## [STATED EXERCISE]
Work through the material below line by line and say how many lines include the word "从题中所给的A". Only the number, please.

## [SUPPLIED INFORMATION]
+--

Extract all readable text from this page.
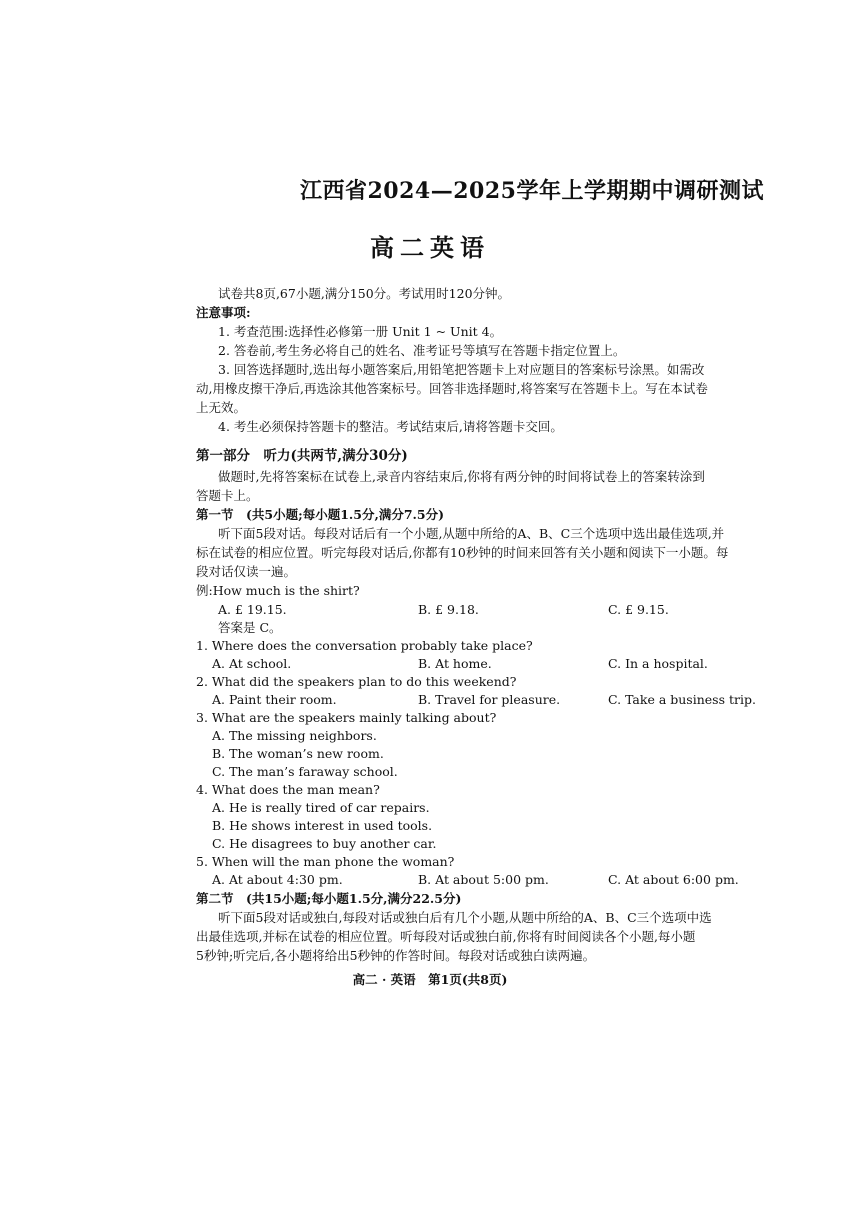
江西省2024—2025学年上学期期中调研测试
高二英语
试卷共8页,67小题,满分150分。考试用时120分钟。
注意事项:
1. 考查范围:选择性必修第一册 Unit 1 ~ Unit 4。
2. 答卷前,考生务必将自己的姓名、准考证号等填写在答题卡指定位置上。
3. 回答选择题时,选出每小题答案后,用铅笔把答题卡上对应题目的答案标号涂黑。如需改
动,用橡皮擦干净后,再选涂其他答案标号。回答非选择题时,将答案写在答题卡上。写在本试卷
上无效。
4. 考生必须保持答题卡的整洁。考试结束后,请将答题卡交回。
第一部分　听力(共两节,满分30分)
做题时,先将答案标在试卷上,录音内容结束后,你将有两分钟的时间将试卷上的答案转涂到
答题卡上。
第一节　(共5小题;每小题1.5分,满分7.5分)
听下面5段对话。每段对话后有一个小题,从题中所给的A、B、C三个选项中选出最佳选项,并
标在试卷的相应位置。听完每段对话后,你都有10秒钟的时间来回答有关小题和阅读下一小题。每
段对话仅读一遍。
例:How much is the shirt?
A. £ 19.15.	B. £ 9.18.	C. £ 9.15.
答案是 C。
1. Where does the conversation probably take place?
A. At school.	B. At home.	C. In a hospital.
2. What did the speakers plan to do this weekend?
A. Paint their room.	B. Travel for pleasure.	C. Take a business trip.
3. What are the speakers mainly talking about?
A. The missing neighbors.
B. The woman’s new room.
C. The man’s faraway school.
4. What does the man mean?
A. He is really tired of car repairs.
B. He shows interest in used tools.
C. He disagrees to buy another car.
5. When will the man phone the woman?
A. At about 4:30 pm.	B. At about 5:00 pm.	C. At about 6:00 pm.
第二节　(共15小题;每小题1.5分,满分22.5分)
听下面5段对话或独白,每段对话或独白后有几个小题,从题中所给的A、B、C三个选项中选
出最佳选项,并标在试卷的相应位置。听每段对话或独白前,你将有时间阅读各个小题,每小题
5秒钟;听完后,各小题将给出5秒钟的作答时间。每段对话或独白读两遍。
高二 · 英语　第1页(共8页)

+--

## [CORRECT RESPONSE]
2